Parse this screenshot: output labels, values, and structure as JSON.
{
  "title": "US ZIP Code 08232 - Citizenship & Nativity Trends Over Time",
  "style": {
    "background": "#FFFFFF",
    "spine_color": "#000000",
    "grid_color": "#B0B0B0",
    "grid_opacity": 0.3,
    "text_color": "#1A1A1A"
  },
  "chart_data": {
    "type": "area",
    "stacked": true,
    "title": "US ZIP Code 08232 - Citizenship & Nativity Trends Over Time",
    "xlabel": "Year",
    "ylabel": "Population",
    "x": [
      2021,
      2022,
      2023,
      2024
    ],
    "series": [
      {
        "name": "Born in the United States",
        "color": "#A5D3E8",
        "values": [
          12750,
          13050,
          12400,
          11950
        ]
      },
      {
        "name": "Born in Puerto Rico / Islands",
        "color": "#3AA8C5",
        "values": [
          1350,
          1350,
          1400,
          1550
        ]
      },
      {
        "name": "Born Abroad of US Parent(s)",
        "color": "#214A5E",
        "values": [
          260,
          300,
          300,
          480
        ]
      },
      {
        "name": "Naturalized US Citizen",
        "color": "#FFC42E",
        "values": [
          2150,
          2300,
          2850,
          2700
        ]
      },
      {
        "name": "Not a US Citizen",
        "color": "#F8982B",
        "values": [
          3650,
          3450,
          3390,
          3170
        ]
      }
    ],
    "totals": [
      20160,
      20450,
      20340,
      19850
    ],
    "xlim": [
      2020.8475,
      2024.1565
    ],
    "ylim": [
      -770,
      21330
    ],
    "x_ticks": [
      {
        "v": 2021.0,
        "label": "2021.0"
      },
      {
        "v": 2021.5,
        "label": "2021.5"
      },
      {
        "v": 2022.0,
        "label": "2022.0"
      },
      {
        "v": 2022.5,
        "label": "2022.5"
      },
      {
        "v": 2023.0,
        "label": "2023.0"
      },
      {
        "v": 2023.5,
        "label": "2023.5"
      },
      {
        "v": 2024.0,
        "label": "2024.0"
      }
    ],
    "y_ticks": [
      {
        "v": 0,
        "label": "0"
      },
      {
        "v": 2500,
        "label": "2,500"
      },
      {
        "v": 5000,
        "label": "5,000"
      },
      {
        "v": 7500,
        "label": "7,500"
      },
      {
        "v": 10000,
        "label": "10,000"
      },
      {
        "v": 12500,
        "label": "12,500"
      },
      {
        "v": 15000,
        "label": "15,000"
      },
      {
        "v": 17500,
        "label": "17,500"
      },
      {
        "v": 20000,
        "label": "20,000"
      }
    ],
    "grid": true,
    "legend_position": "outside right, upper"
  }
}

○ ○ ○ ○

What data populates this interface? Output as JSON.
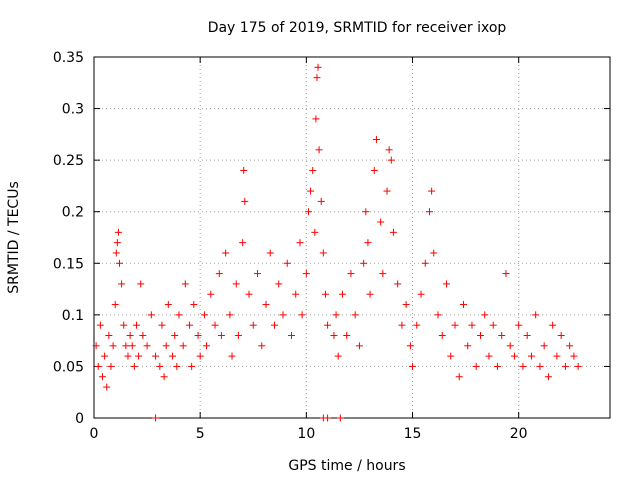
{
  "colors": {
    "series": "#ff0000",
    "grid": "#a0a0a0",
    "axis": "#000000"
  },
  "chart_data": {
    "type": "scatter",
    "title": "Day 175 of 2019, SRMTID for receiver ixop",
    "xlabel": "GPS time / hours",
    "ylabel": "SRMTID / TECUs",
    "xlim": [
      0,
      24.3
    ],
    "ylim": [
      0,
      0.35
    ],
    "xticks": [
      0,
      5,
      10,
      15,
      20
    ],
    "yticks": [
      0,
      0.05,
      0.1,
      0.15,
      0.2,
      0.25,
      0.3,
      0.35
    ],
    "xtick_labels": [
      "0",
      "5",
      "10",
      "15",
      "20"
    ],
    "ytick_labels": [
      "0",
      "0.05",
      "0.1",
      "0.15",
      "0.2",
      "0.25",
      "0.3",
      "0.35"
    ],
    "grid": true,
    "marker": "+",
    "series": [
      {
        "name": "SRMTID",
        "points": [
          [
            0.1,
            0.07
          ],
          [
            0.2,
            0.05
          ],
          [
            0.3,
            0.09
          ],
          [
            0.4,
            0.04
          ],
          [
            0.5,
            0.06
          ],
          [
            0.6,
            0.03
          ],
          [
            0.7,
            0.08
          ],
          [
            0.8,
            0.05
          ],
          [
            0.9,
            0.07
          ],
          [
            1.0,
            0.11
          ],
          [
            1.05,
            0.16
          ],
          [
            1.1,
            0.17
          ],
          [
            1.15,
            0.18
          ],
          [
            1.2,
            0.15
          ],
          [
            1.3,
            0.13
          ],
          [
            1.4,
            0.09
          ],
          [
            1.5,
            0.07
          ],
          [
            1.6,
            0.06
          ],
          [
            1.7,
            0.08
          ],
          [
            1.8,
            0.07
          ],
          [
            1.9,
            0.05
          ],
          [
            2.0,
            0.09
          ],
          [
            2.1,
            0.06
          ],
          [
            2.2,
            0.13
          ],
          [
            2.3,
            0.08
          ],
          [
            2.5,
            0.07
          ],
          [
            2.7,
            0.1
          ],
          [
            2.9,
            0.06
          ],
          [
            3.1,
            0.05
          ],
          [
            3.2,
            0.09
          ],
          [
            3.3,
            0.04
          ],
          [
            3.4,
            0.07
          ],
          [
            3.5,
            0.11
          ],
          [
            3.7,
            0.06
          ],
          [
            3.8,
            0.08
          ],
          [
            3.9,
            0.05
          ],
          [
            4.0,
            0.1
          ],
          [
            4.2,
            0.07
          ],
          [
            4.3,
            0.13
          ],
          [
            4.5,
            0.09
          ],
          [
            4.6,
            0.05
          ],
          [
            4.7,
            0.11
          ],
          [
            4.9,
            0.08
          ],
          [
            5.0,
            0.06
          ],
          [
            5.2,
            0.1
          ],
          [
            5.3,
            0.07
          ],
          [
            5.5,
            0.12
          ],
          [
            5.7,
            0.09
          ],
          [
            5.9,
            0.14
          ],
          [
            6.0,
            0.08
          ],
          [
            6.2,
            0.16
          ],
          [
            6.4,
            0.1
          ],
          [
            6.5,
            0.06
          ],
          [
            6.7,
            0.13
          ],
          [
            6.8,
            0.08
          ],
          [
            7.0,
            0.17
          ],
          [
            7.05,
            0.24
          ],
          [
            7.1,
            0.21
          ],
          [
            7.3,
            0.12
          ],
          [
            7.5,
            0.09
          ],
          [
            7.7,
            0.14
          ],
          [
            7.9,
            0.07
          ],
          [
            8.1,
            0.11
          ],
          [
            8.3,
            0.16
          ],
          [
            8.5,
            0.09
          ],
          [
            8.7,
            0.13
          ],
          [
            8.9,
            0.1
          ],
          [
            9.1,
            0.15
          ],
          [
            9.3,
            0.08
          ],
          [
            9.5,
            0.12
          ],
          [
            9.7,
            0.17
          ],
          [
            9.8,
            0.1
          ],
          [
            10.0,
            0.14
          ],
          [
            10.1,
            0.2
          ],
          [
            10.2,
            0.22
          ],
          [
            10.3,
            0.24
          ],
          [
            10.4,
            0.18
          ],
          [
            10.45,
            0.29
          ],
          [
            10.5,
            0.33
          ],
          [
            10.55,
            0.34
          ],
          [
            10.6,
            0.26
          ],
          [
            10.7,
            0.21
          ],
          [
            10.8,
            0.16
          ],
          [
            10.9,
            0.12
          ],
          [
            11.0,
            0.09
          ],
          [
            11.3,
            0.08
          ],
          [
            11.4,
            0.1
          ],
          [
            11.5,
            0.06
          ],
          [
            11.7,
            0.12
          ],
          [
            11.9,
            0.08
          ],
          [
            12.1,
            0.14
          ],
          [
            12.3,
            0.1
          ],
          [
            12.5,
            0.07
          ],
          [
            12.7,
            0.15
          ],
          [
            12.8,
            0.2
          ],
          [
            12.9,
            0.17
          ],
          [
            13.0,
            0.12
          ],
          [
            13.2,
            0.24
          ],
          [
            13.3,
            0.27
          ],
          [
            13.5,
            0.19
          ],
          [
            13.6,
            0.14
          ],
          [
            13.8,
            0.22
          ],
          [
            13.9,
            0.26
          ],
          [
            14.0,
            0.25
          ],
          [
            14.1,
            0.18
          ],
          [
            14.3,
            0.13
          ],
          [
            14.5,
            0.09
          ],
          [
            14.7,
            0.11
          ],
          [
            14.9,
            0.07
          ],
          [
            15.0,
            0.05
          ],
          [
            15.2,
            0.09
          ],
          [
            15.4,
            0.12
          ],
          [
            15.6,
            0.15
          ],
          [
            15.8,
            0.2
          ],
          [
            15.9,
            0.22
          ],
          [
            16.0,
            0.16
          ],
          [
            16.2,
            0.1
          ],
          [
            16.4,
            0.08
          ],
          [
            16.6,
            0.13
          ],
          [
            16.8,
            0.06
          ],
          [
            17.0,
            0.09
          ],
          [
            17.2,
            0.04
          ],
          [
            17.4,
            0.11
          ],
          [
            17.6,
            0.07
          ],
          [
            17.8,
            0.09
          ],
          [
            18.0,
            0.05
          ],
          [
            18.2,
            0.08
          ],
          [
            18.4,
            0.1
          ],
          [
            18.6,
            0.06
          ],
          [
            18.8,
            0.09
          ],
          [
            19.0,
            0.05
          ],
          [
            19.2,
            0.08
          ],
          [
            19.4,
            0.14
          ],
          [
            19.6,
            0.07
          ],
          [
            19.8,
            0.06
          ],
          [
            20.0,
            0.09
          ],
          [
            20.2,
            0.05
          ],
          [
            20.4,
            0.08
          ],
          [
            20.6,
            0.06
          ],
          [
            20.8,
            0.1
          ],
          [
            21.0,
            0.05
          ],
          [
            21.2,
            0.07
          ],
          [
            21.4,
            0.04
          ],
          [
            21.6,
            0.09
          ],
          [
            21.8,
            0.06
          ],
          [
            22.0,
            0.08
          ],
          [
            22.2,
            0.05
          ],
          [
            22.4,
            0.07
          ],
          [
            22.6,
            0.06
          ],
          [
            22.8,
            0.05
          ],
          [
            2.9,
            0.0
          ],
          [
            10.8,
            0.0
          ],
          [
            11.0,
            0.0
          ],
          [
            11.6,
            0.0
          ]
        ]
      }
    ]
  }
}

○ ○ ○ ○

§ **Given exercise**
Pick out all lines containing the string "SRMTID".

§ **Solution for this exercise**
    "title": "Day 175 of 2019, SRMTID for receiver ixop",
    "ylabel": "SRMTID / TECUs",
        "name": "SRMTID",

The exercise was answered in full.